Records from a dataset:

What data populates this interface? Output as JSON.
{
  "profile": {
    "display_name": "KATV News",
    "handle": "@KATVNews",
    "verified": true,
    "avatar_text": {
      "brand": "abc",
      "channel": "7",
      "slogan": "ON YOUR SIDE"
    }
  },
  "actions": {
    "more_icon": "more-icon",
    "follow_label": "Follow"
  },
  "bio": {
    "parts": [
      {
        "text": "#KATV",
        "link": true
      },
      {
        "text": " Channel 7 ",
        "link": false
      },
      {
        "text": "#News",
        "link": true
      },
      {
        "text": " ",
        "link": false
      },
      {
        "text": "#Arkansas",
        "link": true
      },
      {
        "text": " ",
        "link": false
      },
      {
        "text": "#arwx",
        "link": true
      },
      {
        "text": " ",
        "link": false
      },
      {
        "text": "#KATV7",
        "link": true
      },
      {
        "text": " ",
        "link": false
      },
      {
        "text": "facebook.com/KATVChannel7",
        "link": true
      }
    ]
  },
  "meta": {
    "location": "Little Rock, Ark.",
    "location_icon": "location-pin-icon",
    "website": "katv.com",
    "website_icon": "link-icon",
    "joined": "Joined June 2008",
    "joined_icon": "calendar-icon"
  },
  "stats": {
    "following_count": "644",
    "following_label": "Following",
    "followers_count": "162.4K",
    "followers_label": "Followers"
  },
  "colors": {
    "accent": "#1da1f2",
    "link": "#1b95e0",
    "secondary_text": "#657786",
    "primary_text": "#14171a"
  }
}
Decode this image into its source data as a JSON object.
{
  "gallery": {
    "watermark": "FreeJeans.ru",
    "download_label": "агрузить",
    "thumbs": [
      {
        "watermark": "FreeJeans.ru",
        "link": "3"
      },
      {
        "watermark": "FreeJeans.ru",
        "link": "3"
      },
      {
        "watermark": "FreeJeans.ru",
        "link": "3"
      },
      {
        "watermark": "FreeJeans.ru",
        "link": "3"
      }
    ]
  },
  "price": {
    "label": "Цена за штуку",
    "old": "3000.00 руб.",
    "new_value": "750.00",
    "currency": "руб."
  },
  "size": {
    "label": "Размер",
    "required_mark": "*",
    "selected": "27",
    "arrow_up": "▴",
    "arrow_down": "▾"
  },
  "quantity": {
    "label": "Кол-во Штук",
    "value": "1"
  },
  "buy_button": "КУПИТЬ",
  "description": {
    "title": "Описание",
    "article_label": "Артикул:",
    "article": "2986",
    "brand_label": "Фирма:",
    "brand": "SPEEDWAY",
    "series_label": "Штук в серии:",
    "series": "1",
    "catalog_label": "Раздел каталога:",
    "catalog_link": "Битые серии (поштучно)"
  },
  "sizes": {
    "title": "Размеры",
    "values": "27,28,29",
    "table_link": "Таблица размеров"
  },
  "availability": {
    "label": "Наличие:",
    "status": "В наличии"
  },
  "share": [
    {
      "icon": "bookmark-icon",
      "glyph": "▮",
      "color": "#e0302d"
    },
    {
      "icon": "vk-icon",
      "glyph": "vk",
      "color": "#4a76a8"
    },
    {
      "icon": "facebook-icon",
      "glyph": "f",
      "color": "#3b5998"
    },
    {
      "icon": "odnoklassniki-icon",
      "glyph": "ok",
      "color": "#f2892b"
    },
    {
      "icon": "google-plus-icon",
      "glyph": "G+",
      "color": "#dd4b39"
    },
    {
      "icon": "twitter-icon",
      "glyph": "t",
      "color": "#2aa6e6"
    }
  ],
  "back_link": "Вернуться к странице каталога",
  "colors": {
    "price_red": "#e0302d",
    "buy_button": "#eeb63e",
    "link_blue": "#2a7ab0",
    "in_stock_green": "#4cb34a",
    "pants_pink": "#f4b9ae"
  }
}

## Task details
Return a copy of every line that includes the word "каталога".

## Complete answer
    "catalog_label": "Раздел каталога:",
  "back_link": "Вернуться к странице каталога",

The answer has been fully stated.